# INSTRUCTIONS FOR THE TASK:
Report the count of lines holding "JSON" in the records, with no other words.

# TASK INPUTS:
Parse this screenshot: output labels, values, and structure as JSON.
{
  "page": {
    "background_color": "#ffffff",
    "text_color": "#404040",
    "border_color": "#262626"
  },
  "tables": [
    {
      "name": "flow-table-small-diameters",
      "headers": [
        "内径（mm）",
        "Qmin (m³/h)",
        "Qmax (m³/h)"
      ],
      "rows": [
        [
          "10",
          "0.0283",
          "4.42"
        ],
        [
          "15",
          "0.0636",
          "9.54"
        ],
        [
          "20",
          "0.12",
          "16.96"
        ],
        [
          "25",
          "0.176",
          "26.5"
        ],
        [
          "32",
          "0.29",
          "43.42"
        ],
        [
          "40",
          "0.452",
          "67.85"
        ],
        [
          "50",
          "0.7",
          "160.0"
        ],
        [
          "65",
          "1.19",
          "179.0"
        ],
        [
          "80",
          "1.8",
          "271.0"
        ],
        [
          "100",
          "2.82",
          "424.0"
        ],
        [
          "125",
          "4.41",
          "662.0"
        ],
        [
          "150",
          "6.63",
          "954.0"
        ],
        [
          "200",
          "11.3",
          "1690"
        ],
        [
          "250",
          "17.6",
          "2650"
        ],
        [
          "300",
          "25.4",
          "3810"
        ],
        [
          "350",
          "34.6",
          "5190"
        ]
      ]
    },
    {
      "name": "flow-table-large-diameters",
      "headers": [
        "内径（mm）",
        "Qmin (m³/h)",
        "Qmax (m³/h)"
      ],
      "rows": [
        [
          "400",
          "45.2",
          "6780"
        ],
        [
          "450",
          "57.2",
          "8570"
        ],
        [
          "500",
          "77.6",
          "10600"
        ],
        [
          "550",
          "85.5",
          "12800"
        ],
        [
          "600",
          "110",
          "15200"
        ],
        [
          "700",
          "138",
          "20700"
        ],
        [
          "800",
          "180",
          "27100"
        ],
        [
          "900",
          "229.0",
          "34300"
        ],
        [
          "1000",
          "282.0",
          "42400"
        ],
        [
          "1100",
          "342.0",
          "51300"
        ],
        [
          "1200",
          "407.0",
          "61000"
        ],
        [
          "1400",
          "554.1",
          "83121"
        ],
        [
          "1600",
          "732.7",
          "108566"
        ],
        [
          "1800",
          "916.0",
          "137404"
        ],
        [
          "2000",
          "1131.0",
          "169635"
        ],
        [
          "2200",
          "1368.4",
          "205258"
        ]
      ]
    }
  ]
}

--

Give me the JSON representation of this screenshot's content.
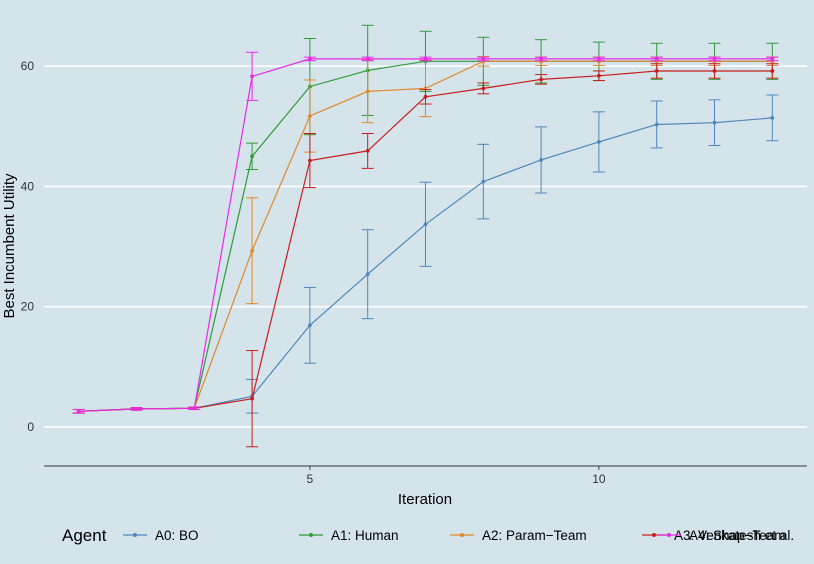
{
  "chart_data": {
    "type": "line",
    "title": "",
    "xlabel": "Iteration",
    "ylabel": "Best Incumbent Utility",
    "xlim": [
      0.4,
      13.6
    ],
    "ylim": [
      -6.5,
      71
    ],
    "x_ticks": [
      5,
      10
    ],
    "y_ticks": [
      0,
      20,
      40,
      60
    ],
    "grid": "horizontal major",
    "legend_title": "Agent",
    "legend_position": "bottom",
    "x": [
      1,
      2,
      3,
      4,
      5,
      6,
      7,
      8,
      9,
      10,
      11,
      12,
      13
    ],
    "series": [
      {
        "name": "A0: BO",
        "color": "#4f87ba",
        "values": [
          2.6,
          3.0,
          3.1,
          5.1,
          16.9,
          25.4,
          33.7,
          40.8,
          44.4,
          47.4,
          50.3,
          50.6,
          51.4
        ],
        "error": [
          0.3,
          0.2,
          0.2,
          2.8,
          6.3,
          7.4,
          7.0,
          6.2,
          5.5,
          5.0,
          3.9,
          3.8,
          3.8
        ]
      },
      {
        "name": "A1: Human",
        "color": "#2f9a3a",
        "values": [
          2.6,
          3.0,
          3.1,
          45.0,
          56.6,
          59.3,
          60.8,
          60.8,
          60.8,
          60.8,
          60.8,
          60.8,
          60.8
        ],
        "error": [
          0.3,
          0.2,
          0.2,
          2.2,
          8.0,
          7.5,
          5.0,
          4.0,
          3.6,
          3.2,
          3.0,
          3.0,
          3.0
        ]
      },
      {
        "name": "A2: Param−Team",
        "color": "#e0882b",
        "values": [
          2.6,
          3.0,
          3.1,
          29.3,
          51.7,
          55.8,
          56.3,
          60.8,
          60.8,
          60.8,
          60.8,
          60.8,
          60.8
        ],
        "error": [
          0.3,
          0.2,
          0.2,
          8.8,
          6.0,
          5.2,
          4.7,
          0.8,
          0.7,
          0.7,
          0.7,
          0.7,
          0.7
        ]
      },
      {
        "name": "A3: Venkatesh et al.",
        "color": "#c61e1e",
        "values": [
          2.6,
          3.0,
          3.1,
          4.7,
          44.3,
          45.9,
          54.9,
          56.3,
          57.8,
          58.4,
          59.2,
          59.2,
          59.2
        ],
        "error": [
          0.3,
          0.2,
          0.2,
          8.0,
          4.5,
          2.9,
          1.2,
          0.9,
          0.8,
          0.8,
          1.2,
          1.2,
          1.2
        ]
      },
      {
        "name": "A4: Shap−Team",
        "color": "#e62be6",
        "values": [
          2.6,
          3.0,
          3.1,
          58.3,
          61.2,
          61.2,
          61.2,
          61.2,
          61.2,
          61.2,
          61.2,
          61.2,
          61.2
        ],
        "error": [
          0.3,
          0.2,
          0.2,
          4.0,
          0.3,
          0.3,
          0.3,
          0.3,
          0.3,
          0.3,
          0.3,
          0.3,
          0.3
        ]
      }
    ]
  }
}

==

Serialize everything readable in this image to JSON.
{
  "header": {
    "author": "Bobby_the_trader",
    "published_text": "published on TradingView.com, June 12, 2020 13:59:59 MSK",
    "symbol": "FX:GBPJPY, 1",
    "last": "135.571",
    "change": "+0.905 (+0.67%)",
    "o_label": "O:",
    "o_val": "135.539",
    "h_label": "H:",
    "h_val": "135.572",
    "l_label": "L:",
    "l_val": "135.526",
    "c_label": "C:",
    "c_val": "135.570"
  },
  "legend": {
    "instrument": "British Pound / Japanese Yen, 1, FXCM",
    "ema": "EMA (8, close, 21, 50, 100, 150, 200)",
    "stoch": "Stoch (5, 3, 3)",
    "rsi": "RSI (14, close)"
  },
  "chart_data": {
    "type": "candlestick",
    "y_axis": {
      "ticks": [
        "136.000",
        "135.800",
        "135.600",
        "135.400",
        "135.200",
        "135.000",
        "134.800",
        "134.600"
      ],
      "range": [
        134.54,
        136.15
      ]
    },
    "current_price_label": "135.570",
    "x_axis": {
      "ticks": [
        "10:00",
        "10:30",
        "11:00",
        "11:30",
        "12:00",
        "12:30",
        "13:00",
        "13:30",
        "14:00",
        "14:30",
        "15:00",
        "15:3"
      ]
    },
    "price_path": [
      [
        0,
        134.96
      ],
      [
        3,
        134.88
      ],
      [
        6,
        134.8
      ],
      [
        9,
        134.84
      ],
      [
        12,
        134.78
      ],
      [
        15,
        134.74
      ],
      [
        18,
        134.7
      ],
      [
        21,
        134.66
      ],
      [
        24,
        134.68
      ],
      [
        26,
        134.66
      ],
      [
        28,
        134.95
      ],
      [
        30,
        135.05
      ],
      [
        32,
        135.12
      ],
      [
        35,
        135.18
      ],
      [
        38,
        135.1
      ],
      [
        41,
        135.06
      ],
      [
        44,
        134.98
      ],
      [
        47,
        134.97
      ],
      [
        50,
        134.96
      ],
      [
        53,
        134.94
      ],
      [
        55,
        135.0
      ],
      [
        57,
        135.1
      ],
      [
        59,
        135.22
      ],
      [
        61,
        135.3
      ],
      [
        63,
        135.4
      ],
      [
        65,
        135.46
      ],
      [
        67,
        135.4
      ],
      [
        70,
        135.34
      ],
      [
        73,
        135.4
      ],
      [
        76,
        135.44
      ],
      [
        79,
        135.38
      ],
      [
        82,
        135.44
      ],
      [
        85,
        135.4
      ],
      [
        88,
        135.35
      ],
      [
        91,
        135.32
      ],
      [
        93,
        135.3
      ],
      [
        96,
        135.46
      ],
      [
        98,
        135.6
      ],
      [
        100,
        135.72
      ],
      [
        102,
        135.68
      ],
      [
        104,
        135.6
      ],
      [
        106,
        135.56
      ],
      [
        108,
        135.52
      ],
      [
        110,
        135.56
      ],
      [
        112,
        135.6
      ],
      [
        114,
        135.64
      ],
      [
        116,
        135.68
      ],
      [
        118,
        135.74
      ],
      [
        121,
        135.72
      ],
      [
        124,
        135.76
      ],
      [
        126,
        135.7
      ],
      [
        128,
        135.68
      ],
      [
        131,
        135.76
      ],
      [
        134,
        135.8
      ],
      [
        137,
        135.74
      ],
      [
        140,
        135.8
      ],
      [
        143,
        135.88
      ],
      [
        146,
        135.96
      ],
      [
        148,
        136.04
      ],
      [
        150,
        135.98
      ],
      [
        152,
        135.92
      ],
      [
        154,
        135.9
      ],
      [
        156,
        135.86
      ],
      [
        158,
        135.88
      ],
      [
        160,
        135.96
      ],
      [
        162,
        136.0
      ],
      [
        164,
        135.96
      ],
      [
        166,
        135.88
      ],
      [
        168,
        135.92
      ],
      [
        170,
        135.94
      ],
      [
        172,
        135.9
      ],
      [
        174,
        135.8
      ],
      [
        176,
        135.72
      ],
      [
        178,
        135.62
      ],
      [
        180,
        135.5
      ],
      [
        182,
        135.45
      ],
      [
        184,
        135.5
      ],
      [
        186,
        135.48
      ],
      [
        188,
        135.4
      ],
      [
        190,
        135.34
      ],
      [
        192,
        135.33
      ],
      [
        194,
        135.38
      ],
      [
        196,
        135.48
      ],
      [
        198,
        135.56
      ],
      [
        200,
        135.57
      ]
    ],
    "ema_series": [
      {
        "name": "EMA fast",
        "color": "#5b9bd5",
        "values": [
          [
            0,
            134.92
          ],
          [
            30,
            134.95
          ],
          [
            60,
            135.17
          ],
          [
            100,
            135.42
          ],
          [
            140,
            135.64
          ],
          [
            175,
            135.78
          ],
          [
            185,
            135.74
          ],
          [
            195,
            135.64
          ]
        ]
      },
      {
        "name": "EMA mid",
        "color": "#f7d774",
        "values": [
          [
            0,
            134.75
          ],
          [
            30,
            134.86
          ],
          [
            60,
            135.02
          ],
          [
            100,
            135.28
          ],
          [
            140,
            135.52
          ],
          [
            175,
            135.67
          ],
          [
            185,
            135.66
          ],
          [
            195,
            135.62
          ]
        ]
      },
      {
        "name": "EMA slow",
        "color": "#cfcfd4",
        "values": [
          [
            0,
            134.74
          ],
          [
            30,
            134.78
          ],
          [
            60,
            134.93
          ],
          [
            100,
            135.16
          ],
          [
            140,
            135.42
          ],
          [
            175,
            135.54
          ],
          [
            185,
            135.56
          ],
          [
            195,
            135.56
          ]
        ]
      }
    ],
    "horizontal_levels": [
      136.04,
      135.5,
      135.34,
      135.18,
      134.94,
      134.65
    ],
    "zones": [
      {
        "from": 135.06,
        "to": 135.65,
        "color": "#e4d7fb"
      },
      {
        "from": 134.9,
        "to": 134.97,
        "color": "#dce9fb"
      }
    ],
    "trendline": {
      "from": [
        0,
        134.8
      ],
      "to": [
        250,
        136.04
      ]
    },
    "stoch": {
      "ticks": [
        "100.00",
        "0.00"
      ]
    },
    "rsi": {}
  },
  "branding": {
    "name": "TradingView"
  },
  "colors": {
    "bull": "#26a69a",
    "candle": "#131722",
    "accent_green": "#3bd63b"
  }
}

# FINISHED ANSWER:
3